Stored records
------------------------------------------------------------

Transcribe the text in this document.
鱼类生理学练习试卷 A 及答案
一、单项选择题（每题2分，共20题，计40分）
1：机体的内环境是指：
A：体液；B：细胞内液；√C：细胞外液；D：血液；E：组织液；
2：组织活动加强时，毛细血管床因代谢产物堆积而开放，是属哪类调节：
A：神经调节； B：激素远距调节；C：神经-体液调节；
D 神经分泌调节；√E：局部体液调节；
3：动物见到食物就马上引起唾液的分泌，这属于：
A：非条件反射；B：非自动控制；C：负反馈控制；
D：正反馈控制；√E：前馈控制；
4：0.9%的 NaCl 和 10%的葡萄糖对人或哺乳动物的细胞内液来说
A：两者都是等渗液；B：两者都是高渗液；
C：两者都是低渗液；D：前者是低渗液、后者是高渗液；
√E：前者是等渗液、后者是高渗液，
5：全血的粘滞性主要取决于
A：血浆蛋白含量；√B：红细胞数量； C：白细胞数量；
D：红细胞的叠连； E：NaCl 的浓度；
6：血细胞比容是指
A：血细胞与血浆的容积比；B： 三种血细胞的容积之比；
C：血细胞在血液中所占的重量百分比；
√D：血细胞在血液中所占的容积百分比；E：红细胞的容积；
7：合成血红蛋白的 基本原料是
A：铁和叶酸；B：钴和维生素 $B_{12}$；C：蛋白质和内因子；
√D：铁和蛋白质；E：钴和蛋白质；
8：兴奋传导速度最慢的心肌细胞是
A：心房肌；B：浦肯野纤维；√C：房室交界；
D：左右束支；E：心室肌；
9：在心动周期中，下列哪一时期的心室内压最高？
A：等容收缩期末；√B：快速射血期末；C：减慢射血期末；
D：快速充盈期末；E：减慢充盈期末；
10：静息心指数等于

------------------------------------------------------------

Short problem >>
Retype the listing exactly, in full.

Full output >>
Transcribe the text in this document.
鱼类生理学练习试卷 A 及答案
一、单项选择题（每题2分，共20题，计40分）
1：机体的内环境是指：
A：体液；B：细胞内液；√C：细胞外液；D：血液；E：组织液；
2：组织活动加强时，毛细血管床因代谢产物堆积而开放，是属哪类调节：
A：神经调节； B：激素远距调节；C：神经-体液调节；
D 神经分泌调节；√E：局部体液调节；
3：动物见到食物就马上引起唾液的分泌，这属于：
A：非条件反射；B：非自动控制；C：负反馈控制；
D：正反馈控制；√E：前馈控制；
4：0.9%的 NaCl 和 10%的葡萄糖对人或哺乳动物的细胞内液来说
A：两者都是等渗液；B：两者都是高渗液；
C：两者都是低渗液；D：前者是低渗液、后者是高渗液；
√E：前者是等渗液、后者是高渗液，
5：全血的粘滞性主要取决于
A：血浆蛋白含量；√B：红细胞数量； C：白细胞数量；
D：红细胞的叠连； E：NaCl 的浓度；
6：血细胞比容是指
A：血细胞与血浆的容积比；B： 三种血细胞的容积之比；
C：血细胞在血液中所占的重量百分比；
√D：血细胞在血液中所占的容积百分比；E：红细胞的容积；
7：合成血红蛋白的 基本原料是
A：铁和叶酸；B：钴和维生素 $B_{12}$；C：蛋白质和内因子；
√D：铁和蛋白质；E：钴和蛋白质；
8：兴奋传导速度最慢的心肌细胞是
A：心房肌；B：浦肯野纤维；√C：房室交界；
D：左右束支；E：心室肌；
9：在心动周期中，下列哪一时期的心室内压最高？
A：等容收缩期末；√B：快速射血期末；C：减慢射血期末；
D：快速充盈期末；E：减慢充盈期末；
10：静息心指数等于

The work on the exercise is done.